→ **INSTRUCTIONS TO FOLLOW**: Across the data below, how many lines hold "content"? Answer with that number and nothing else.

* START MATERIAL SUPPLIED *

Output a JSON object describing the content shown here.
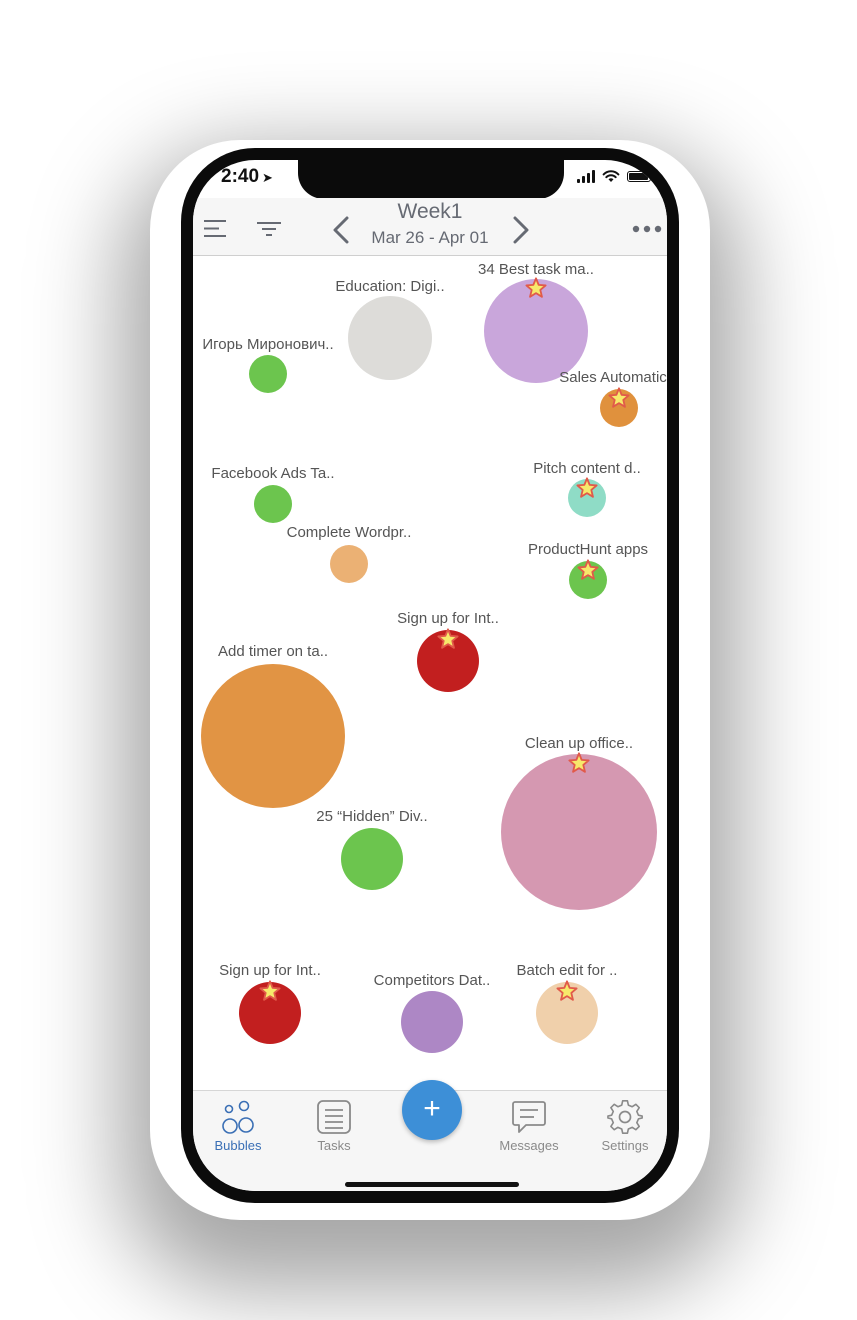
{
  "status": {
    "time": "2:40"
  },
  "header": {
    "week_title": "Week1",
    "date_range": "Mar 26 - Apr 01"
  },
  "bubbles": [
    {
      "label": "Education: Digi..",
      "color": "#dddcd9",
      "starred": false
    },
    {
      "label": "34 Best task ma..",
      "color": "#c9a6db",
      "starred": true
    },
    {
      "label": "Игорь Миронович..",
      "color": "#6cc54e",
      "starred": false
    },
    {
      "label": "Sales Automatic",
      "color": "#e0913d",
      "starred": true
    },
    {
      "label": "Facebook Ads Ta..",
      "color": "#6cc54e",
      "starred": false
    },
    {
      "label": "Pitch content d..",
      "color": "#8fdcc6",
      "starred": true
    },
    {
      "label": "Complete Wordpr..",
      "color": "#ebb174",
      "starred": false
    },
    {
      "label": "ProductHunt apps",
      "color": "#6cc54e",
      "starred": true
    },
    {
      "label": "Sign up for Int..",
      "color": "#c21f1f",
      "starred": true
    },
    {
      "label": "Add timer on ta..",
      "color": "#e19444",
      "starred": false
    },
    {
      "label": "Clean up office..",
      "color": "#d598b1",
      "starred": true
    },
    {
      "label": "25 “Hidden” Div..",
      "color": "#6cc54e",
      "starred": false
    },
    {
      "label": "Sign up for Int..",
      "color": "#c21f1f",
      "starred": true
    },
    {
      "label": "Competitors Dat..",
      "color": "#ad87c5",
      "starred": false
    },
    {
      "label": "Batch edit for ..",
      "color": "#f0d0ab",
      "starred": true
    }
  ],
  "tabbar": {
    "bubbles": "Bubbles",
    "tasks": "Tasks",
    "add": "+",
    "messages": "Messages",
    "settings": "Settings"
  },
  "colors": {
    "accent": "#3d8fd7",
    "active_tab": "#3a6fb5"
  }
}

* END MATERIAL SUPPLIED *

→ **REPLY TO THE TASK**: 2